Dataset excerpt
[START]

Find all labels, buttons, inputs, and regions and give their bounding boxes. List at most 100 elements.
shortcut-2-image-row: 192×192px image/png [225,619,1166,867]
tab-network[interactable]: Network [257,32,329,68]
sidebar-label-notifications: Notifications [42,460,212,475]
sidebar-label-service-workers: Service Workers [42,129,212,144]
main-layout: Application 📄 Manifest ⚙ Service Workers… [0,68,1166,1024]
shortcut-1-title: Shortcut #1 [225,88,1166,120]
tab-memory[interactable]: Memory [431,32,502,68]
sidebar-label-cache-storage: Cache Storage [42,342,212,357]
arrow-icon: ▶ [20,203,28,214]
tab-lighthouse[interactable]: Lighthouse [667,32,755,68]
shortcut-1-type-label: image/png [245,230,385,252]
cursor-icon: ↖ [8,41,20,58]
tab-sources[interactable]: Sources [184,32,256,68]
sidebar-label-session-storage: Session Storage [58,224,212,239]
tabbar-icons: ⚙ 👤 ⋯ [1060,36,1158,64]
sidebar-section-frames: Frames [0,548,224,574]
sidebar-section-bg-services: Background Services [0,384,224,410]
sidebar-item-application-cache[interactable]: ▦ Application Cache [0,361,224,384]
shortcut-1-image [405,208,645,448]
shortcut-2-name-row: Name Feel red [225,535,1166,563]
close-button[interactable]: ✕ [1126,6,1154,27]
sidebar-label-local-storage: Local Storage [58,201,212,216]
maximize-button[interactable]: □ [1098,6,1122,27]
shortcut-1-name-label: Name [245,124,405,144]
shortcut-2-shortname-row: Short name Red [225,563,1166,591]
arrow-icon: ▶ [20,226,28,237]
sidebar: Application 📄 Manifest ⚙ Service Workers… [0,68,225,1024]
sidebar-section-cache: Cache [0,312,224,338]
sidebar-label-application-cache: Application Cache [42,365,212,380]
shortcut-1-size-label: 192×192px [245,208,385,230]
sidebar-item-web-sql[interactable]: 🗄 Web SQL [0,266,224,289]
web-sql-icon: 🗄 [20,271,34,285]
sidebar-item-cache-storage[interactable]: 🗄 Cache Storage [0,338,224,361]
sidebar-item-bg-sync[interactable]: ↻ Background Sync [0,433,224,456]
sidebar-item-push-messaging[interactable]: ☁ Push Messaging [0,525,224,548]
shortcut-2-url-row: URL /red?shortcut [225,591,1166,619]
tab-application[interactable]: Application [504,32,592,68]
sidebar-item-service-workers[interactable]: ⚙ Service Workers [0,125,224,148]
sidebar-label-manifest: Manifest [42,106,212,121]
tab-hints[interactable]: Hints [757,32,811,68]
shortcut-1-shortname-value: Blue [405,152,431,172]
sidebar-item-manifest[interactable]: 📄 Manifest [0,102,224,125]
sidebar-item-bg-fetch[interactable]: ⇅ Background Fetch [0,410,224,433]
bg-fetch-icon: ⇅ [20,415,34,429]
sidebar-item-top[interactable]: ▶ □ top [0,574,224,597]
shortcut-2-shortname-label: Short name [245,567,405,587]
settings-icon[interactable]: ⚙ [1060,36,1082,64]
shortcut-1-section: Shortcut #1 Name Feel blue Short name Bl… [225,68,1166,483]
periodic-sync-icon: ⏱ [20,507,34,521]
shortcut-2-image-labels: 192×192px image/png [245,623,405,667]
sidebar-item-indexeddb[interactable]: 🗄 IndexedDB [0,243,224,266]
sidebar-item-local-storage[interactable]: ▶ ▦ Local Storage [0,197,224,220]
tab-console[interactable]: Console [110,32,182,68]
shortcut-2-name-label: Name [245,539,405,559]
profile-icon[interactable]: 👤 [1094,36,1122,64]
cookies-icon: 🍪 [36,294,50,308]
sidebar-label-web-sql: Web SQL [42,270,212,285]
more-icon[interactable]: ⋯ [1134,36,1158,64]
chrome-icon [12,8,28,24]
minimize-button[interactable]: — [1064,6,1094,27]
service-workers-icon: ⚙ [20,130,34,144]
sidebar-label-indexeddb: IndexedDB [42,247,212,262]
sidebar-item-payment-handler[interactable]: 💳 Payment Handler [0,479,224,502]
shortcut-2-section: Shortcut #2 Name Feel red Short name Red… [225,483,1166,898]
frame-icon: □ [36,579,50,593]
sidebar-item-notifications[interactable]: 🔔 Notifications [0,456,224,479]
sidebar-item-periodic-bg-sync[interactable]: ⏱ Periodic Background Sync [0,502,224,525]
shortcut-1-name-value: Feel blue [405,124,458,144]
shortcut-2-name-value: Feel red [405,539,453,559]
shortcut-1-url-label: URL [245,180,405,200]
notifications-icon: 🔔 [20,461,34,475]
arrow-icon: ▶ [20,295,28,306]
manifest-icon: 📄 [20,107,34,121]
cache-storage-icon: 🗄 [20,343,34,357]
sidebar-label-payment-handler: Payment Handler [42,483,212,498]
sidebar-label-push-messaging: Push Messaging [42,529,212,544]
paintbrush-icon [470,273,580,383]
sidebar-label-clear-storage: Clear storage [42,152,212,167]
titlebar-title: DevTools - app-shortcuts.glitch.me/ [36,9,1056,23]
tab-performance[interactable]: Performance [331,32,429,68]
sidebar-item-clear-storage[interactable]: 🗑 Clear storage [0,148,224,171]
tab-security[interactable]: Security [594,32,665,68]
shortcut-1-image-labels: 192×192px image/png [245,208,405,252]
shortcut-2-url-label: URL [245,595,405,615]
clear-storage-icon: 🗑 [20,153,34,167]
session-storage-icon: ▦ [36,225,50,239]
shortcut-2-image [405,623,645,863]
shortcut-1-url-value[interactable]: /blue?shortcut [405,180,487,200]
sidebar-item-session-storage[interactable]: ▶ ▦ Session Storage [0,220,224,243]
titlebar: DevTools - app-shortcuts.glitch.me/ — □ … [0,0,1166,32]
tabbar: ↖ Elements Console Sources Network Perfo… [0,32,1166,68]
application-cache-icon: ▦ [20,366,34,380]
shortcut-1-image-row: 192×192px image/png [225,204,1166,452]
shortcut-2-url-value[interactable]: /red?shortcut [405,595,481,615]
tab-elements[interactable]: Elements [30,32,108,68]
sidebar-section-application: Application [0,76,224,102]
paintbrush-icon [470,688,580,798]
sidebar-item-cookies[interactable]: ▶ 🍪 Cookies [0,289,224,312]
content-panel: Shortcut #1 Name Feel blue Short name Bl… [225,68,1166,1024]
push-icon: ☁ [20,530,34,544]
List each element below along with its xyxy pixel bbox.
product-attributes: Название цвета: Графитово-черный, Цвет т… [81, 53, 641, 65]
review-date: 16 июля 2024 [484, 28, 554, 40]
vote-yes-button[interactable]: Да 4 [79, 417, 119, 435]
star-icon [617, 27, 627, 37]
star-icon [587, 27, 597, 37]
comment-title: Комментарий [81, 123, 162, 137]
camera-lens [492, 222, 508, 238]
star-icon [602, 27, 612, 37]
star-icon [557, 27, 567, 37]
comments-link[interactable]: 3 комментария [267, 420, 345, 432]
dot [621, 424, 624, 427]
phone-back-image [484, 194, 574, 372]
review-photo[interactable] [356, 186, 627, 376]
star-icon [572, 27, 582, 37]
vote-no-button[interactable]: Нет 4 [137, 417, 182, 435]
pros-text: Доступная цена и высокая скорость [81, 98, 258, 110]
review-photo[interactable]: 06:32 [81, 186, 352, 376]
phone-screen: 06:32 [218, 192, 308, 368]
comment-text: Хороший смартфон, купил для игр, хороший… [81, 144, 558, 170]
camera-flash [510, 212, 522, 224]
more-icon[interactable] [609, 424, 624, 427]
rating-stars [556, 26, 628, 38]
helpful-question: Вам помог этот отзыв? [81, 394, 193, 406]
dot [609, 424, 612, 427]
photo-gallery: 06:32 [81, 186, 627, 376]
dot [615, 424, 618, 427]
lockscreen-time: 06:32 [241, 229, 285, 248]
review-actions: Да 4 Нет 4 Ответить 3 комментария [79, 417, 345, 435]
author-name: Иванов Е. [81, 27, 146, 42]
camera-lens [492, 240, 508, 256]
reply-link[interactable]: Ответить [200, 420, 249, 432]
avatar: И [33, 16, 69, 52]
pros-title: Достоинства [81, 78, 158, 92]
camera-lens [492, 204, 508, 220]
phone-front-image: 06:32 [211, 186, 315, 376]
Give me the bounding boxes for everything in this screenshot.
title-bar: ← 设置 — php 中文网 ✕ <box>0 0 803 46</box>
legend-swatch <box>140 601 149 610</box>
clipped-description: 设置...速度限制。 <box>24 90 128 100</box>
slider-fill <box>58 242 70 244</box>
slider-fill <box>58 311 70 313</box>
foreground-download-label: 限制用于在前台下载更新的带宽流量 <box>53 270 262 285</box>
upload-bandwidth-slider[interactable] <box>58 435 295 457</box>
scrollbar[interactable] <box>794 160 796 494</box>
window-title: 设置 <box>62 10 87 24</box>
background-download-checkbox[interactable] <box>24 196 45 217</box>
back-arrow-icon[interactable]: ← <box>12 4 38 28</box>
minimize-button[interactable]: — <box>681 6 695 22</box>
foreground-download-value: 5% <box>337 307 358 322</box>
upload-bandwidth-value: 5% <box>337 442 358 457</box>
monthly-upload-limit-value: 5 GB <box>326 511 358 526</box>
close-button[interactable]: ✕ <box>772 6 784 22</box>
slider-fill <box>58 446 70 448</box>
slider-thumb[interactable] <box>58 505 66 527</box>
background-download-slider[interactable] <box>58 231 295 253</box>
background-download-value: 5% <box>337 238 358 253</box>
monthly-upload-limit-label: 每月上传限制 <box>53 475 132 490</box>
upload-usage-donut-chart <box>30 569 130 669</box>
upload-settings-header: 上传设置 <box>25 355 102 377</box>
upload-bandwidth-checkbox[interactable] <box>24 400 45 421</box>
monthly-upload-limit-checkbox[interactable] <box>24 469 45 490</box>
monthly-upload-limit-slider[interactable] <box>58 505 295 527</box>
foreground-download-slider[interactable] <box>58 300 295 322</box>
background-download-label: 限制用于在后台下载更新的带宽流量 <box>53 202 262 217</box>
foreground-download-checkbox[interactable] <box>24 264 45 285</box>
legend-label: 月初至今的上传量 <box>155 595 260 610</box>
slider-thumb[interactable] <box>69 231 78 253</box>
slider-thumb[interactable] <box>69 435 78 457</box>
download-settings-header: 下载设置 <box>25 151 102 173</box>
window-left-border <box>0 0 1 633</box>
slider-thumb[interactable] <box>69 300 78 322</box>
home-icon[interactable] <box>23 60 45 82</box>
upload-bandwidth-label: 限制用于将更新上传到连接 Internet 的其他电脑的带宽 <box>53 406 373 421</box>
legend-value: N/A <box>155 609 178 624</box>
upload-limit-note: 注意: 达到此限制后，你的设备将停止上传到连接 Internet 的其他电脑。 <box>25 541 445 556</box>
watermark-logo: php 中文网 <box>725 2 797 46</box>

[END]

WRITTEN EXERCISE |
Count the lines in the listing that contain the string "local" and reply with the number only.

OUTPUT FOR THIS EXERCISE |
2